What is asked
Count the lines that hold the string "году". Reply with the number alone.

(Dataset items)
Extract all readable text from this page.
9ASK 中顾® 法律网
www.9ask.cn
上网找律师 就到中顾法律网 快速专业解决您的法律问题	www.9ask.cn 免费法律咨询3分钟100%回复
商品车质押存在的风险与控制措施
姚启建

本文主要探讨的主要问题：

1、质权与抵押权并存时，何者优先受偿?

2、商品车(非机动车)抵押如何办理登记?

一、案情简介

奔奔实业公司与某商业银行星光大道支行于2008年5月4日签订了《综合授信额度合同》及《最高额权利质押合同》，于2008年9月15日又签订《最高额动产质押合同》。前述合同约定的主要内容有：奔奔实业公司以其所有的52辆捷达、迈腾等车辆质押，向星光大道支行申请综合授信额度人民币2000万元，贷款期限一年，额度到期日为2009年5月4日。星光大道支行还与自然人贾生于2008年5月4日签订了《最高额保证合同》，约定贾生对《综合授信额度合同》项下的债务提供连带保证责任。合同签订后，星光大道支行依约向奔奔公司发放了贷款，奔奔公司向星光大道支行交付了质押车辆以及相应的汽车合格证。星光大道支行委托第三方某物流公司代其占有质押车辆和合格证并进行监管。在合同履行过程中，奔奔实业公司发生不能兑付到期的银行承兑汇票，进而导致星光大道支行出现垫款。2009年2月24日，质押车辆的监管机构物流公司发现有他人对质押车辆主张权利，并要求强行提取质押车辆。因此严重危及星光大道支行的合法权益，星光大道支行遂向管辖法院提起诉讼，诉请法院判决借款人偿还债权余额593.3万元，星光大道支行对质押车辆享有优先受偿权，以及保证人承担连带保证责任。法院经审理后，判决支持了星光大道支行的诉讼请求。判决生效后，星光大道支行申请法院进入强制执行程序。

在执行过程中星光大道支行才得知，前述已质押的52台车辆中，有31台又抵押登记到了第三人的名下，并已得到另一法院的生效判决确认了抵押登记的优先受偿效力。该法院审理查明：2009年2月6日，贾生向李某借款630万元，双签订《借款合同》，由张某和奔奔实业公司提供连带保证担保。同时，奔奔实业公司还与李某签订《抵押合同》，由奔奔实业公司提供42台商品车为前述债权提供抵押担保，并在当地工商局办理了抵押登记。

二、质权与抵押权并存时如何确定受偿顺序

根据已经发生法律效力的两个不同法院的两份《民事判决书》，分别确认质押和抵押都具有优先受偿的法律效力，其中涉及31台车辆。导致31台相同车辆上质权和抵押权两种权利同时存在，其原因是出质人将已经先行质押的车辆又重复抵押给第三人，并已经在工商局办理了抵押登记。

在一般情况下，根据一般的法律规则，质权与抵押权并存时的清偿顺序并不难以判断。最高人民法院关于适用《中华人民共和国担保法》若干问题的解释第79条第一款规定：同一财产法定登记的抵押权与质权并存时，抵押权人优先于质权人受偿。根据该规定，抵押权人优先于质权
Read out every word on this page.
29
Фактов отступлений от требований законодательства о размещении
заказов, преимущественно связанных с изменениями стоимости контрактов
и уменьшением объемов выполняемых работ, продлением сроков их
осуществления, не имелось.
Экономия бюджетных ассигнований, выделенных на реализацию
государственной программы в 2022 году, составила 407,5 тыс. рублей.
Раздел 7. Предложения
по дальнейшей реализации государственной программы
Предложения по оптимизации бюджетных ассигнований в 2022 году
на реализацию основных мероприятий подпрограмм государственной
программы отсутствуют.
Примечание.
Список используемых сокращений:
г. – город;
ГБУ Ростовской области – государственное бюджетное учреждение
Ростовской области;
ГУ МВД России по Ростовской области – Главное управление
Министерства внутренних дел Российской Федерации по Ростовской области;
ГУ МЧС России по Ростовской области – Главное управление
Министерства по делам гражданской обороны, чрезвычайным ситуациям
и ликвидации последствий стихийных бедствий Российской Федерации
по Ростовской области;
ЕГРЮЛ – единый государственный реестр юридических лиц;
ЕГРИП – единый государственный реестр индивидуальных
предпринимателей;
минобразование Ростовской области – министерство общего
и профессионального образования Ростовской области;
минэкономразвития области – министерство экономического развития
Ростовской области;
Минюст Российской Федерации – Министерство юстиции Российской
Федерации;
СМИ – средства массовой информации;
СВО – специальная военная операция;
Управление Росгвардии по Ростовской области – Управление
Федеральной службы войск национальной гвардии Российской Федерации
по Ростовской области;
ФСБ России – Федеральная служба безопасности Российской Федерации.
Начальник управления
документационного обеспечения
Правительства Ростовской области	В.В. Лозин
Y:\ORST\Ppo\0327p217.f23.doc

Result of this exercise
2